== DIRECTIVE ==
Reproduce every line in the listing that contains the word "value".

== INPUT DATA ==
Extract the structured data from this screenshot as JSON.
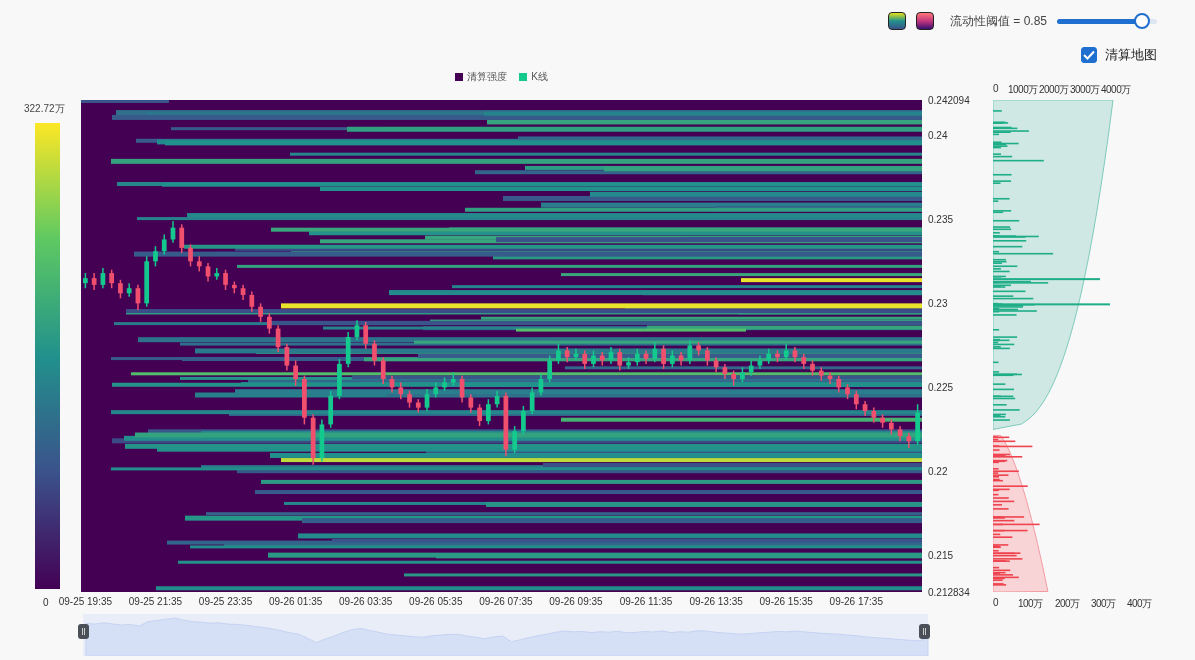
{
  "controls": {
    "threshold": {
      "label": "流动性阈值 = 0.85",
      "level": 0.85
    },
    "liquidation_map": {
      "label": "清算地图",
      "checked": true
    }
  },
  "legend": [
    {
      "label": "清算强度",
      "color": "#440154"
    },
    {
      "label": "K线",
      "color": "#13c98c"
    }
  ],
  "colorbar": {
    "max_label": "322.72万",
    "min_label": "0"
  },
  "heatmap": {
    "chart_data": {
      "type": "candlestick",
      "ylim": [
        0.212834,
        0.242094
      ],
      "categories": [
        "09-25 19:35",
        null,
        null,
        null,
        null,
        null,
        null,
        null,
        "09-25 21:35",
        null,
        null,
        null,
        null,
        null,
        null,
        null,
        "09-25 23:35",
        null,
        null,
        null,
        null,
        null,
        null,
        null,
        "09-26 01:35",
        null,
        null,
        null,
        null,
        null,
        null,
        null,
        "09-26 03:35",
        null,
        null,
        null,
        null,
        null,
        null,
        null,
        "09-26 05:35",
        null,
        null,
        null,
        null,
        null,
        null,
        null,
        "09-26 07:35",
        null,
        null,
        null,
        null,
        null,
        null,
        null,
        "09-26 09:35",
        null,
        null,
        null,
        null,
        null,
        null,
        null,
        "09-26 11:35",
        null,
        null,
        null,
        null,
        null,
        null,
        null,
        "09-26 13:35",
        null,
        null,
        null,
        null,
        null,
        null,
        null,
        "09-26 15:35",
        null,
        null,
        null,
        null,
        null,
        null,
        null,
        "09-26 17:35",
        null,
        null,
        null,
        null,
        null,
        null,
        null
      ],
      "yticks": [
        {
          "value": 0.242094,
          "label": "0.242094"
        },
        {
          "value": 0.24,
          "label": "0.24"
        },
        {
          "value": 0.235,
          "label": "0.235"
        },
        {
          "value": 0.23,
          "label": "0.23"
        },
        {
          "value": 0.225,
          "label": "0.225"
        },
        {
          "value": 0.22,
          "label": "0.22"
        },
        {
          "value": 0.215,
          "label": "0.215"
        },
        {
          "value": 0.212834,
          "label": "0.212834"
        }
      ],
      "ohlc": [
        [
          0.2312,
          0.2318,
          0.2309,
          0.2315
        ],
        [
          0.2315,
          0.2318,
          0.2308,
          0.2311
        ],
        [
          0.2311,
          0.2321,
          0.2309,
          0.2318
        ],
        [
          0.2318,
          0.232,
          0.2309,
          0.2312
        ],
        [
          0.2312,
          0.2314,
          0.2303,
          0.2306
        ],
        [
          0.2306,
          0.2312,
          0.2304,
          0.2309
        ],
        [
          0.2309,
          0.2311,
          0.2296,
          0.23
        ],
        [
          0.23,
          0.2328,
          0.2298,
          0.2325
        ],
        [
          0.2325,
          0.2334,
          0.2322,
          0.2331
        ],
        [
          0.2331,
          0.2341,
          0.2329,
          0.2338
        ],
        [
          0.2338,
          0.2349,
          0.2336,
          0.2345
        ],
        [
          0.2345,
          0.2347,
          0.233,
          0.2333
        ],
        [
          0.2333,
          0.2335,
          0.2322,
          0.2325
        ],
        [
          0.2325,
          0.2328,
          0.2319,
          0.2322
        ],
        [
          0.2322,
          0.2324,
          0.2313,
          0.2316
        ],
        [
          0.2316,
          0.2321,
          0.2314,
          0.2318
        ],
        [
          0.2318,
          0.232,
          0.2308,
          0.2311
        ],
        [
          0.2311,
          0.2313,
          0.2306,
          0.2309
        ],
        [
          0.2309,
          0.2311,
          0.2302,
          0.2305
        ],
        [
          0.2305,
          0.2307,
          0.2295,
          0.2298
        ],
        [
          0.2298,
          0.23,
          0.2289,
          0.2292
        ],
        [
          0.2292,
          0.2294,
          0.2282,
          0.2285
        ],
        [
          0.2285,
          0.2287,
          0.2271,
          0.2274
        ],
        [
          0.2274,
          0.2276,
          0.226,
          0.2263
        ],
        [
          0.2263,
          0.2266,
          0.2251,
          0.2255
        ],
        [
          0.2255,
          0.2257,
          0.2228,
          0.2232
        ],
        [
          0.2232,
          0.2234,
          0.2204,
          0.2208
        ],
        [
          0.2208,
          0.2231,
          0.2206,
          0.2228
        ],
        [
          0.2228,
          0.2248,
          0.2226,
          0.2245
        ],
        [
          0.2245,
          0.2267,
          0.2243,
          0.2264
        ],
        [
          0.2264,
          0.2283,
          0.2262,
          0.228
        ],
        [
          0.228,
          0.229,
          0.2278,
          0.2287
        ],
        [
          0.2287,
          0.2289,
          0.2273,
          0.2276
        ],
        [
          0.2276,
          0.2278,
          0.2263,
          0.2266
        ],
        [
          0.2266,
          0.2268,
          0.2252,
          0.2255
        ],
        [
          0.2255,
          0.2257,
          0.2247,
          0.225
        ],
        [
          0.225,
          0.2253,
          0.2243,
          0.2246
        ],
        [
          0.2246,
          0.2248,
          0.2238,
          0.2241
        ],
        [
          0.2241,
          0.2243,
          0.2235,
          0.2238
        ],
        [
          0.2238,
          0.2249,
          0.2236,
          0.2246
        ],
        [
          0.2246,
          0.2253,
          0.2244,
          0.225
        ],
        [
          0.225,
          0.2256,
          0.2248,
          0.2253
        ],
        [
          0.2253,
          0.2259,
          0.2251,
          0.2255
        ],
        [
          0.2255,
          0.2257,
          0.2241,
          0.2244
        ],
        [
          0.2244,
          0.2246,
          0.2235,
          0.2238
        ],
        [
          0.2238,
          0.224,
          0.2227,
          0.223
        ],
        [
          0.223,
          0.2243,
          0.2228,
          0.224
        ],
        [
          0.224,
          0.2248,
          0.2238,
          0.2245
        ],
        [
          0.2245,
          0.2247,
          0.2209,
          0.2213
        ],
        [
          0.2213,
          0.2227,
          0.2211,
          0.2224
        ],
        [
          0.2224,
          0.2239,
          0.2222,
          0.2236
        ],
        [
          0.2236,
          0.225,
          0.2234,
          0.2247
        ],
        [
          0.2247,
          0.2258,
          0.2245,
          0.2255
        ],
        [
          0.2255,
          0.2269,
          0.2253,
          0.2266
        ],
        [
          0.2266,
          0.2276,
          0.2264,
          0.2272
        ],
        [
          0.2272,
          0.2274,
          0.2265,
          0.2268
        ],
        [
          0.2268,
          0.2273,
          0.2266,
          0.227
        ],
        [
          0.227,
          0.2272,
          0.2261,
          0.2264
        ],
        [
          0.2264,
          0.2272,
          0.2262,
          0.2269
        ],
        [
          0.2269,
          0.2271,
          0.2263,
          0.2266
        ],
        [
          0.2266,
          0.2274,
          0.2264,
          0.2271
        ],
        [
          0.2271,
          0.2273,
          0.226,
          0.2263
        ],
        [
          0.2263,
          0.2268,
          0.2261,
          0.2265
        ],
        [
          0.2265,
          0.2273,
          0.2263,
          0.227
        ],
        [
          0.227,
          0.2272,
          0.2264,
          0.2267
        ],
        [
          0.2267,
          0.2277,
          0.2265,
          0.2273
        ],
        [
          0.2273,
          0.2275,
          0.2261,
          0.2264
        ],
        [
          0.2264,
          0.2272,
          0.2262,
          0.2269
        ],
        [
          0.2269,
          0.2271,
          0.2263,
          0.2266
        ],
        [
          0.2266,
          0.2278,
          0.2264,
          0.2275
        ],
        [
          0.2275,
          0.2277,
          0.2269,
          0.2272
        ],
        [
          0.2272,
          0.2274,
          0.2263,
          0.2266
        ],
        [
          0.2266,
          0.2268,
          0.2259,
          0.2262
        ],
        [
          0.2262,
          0.2264,
          0.2255,
          0.2258
        ],
        [
          0.2258,
          0.226,
          0.2251,
          0.2255
        ],
        [
          0.2255,
          0.2262,
          0.2253,
          0.2259
        ],
        [
          0.2259,
          0.2266,
          0.2257,
          0.2263
        ],
        [
          0.2263,
          0.2269,
          0.2261,
          0.2266
        ],
        [
          0.2266,
          0.2273,
          0.2264,
          0.227
        ],
        [
          0.227,
          0.2272,
          0.2265,
          0.2268
        ],
        [
          0.2268,
          0.2276,
          0.2266,
          0.2272
        ],
        [
          0.2272,
          0.2274,
          0.2265,
          0.2268
        ],
        [
          0.2268,
          0.227,
          0.2261,
          0.2264
        ],
        [
          0.2264,
          0.2266,
          0.2257,
          0.226
        ],
        [
          0.226,
          0.2262,
          0.2254,
          0.2257
        ],
        [
          0.2257,
          0.2259,
          0.2252,
          0.2255
        ],
        [
          0.2255,
          0.2257,
          0.2247,
          0.225
        ],
        [
          0.225,
          0.2252,
          0.2243,
          0.2246
        ],
        [
          0.2246,
          0.2248,
          0.2237,
          0.224
        ],
        [
          0.224,
          0.2242,
          0.2233,
          0.2236
        ],
        [
          0.2236,
          0.2238,
          0.2229,
          0.2232
        ],
        [
          0.2232,
          0.2234,
          0.2226,
          0.2229
        ],
        [
          0.2229,
          0.2231,
          0.2222,
          0.2225
        ],
        [
          0.2225,
          0.2227,
          0.2218,
          0.2221
        ],
        [
          0.2221,
          0.2223,
          0.2214,
          0.2218
        ],
        [
          0.2218,
          0.224,
          0.2216,
          0.2235
        ]
      ]
    }
  },
  "histogram": {
    "top_ticks": [
      "0",
      "1000万",
      "2000万",
      "3000万",
      "4000万"
    ],
    "bottom_ticks": [
      "0",
      "100万",
      "200万",
      "300万",
      "400万"
    ]
  },
  "zoom_range": {
    "level": 1
  }
}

== ANSWER TO THE EXERCISE ==
          "value": 0.242094,
          "value": 0.24,
          "value": 0.235,
          "value": 0.23,
          "value": 0.225,
          "value": 0.22,
          "value": 0.215,
          "value": 0.212834,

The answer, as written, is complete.